Reproduce each line exactly. Skip none.

++++ Task material ++++

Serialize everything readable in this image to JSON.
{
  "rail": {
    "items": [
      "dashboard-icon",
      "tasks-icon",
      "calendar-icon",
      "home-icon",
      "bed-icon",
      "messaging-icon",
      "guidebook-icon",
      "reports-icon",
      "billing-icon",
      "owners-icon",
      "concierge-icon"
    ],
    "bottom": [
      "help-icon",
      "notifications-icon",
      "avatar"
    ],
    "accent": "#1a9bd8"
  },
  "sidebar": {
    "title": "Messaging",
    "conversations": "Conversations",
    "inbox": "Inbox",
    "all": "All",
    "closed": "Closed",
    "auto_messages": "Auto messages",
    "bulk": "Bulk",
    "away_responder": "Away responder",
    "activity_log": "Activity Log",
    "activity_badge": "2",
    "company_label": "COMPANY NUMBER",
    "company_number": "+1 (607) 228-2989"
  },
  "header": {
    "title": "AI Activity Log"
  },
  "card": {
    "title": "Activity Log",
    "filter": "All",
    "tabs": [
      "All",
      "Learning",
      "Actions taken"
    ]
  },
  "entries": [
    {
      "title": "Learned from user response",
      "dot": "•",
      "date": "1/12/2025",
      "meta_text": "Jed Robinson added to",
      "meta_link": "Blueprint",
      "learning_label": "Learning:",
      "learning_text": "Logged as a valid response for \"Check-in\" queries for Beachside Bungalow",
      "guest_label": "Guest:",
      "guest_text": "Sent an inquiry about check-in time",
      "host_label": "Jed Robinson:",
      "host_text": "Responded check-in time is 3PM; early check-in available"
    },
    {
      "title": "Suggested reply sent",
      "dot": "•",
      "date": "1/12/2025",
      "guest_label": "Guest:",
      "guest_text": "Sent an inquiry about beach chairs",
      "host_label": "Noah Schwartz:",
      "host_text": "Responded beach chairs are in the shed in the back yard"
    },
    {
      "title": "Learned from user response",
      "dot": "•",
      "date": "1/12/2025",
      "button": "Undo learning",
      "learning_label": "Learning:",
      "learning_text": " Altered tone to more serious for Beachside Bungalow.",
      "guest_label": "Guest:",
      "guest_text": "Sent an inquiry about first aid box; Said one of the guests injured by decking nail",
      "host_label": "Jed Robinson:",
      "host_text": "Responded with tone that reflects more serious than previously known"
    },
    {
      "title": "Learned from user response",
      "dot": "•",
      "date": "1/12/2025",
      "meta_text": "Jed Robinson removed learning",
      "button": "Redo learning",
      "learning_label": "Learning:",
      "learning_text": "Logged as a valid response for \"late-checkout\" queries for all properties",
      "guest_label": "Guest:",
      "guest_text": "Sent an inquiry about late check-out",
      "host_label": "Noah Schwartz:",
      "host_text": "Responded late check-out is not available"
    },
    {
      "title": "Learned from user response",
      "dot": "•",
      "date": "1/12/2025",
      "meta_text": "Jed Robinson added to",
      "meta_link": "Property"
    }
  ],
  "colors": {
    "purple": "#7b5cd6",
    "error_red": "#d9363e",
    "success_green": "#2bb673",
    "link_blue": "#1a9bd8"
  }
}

++++

• Written response:
Serialize everything readable in this image to JSON.
{
  "rail": {
    "items": [
      "dashboard-icon",
      "tasks-icon",
      "calendar-icon",
      "home-icon",
      "bed-icon",
      "messaging-icon",
      "guidebook-icon",
      "reports-icon",
      "billing-icon",
      "owners-icon",
      "concierge-icon"
    ],
    "bottom": [
      "help-icon",
      "notifications-icon",
      "avatar"
    ],
    "accent": "#1a9bd8"
  },
  "sidebar": {
    "title": "Messaging",
    "conversations": "Conversations",
    "inbox": "Inbox",
    "all": "All",
    "closed": "Closed",
    "auto_messages": "Auto messages",
    "bulk": "Bulk",
    "away_responder": "Away responder",
    "activity_log": "Activity Log",
    "activity_badge": "2",
    "company_label": "COMPANY NUMBER",
    "company_number": "+1 (607) 228-2989"
  },
  "header": {
    "title": "AI Activity Log"
  },
  "card": {
    "title": "Activity Log",
    "filter": "All",
    "tabs": [
      "All",
      "Learning",
      "Actions taken"
    ]
  },
  "entries": [
    {
      "title": "Learned from user response",
      "dot": "•",
      "date": "1/12/2025",
      "meta_text": "Jed Robinson added to",
      "meta_link": "Blueprint",
      "learning_label": "Learning:",
      "learning_text": "Logged as a valid response for \"Check-in\" queries for Beachside Bungalow",
      "guest_label": "Guest:",
      "guest_text": "Sent an inquiry about check-in time",
      "host_label": "Jed Robinson:",
      "host_text": "Responded check-in time is 3PM; early check-in available"
    },
    {
      "title": "Suggested reply sent",
      "dot": "•",
      "date": "1/12/2025",
      "guest_label": "Guest:",
      "guest_text": "Sent an inquiry about beach chairs",
      "host_label": "Noah Schwartz:",
      "host_text": "Responded beach chairs are in the shed in the back yard"
    },
    {
      "title": "Learned from user response",
      "dot": "•",
      "date": "1/12/2025",
      "button": "Undo learning",
      "learning_label": "Learning:",
      "learning_text": " Altered tone to more serious for Beachside Bungalow.",
      "guest_label": "Guest:",
      "guest_text": "Sent an inquiry about first aid box; Said one of the guests injured by decking nail",
      "host_label": "Jed Robinson:",
      "host_text": "Responded with tone that reflects more serious than previously known"
    },
    {
      "title": "Learned from user response",
      "dot": "•",
      "date": "1/12/2025",
      "meta_text": "Jed Robinson removed learning",
      "button": "Redo learning",
      "learning_label": "Learning:",
      "learning_text": "Logged as a valid response for \"late-checkout\" queries for all properties",
      "guest_label": "Guest:",
      "guest_text": "Sent an inquiry about late check-out",
      "host_label": "Noah Schwartz:",
      "host_text": "Responded late check-out is not available"
    },
    {
      "title": "Learned from user response",
      "dot": "•",
      "date": "1/12/2025",
      "meta_text": "Jed Robinson added to",
      "meta_link": "Property"
    }
  ],
  "colors": {
    "purple": "#7b5cd6",
    "error_red": "#d9363e",
    "success_green": "#2bb673",
    "link_blue": "#1a9bd8"
  }
}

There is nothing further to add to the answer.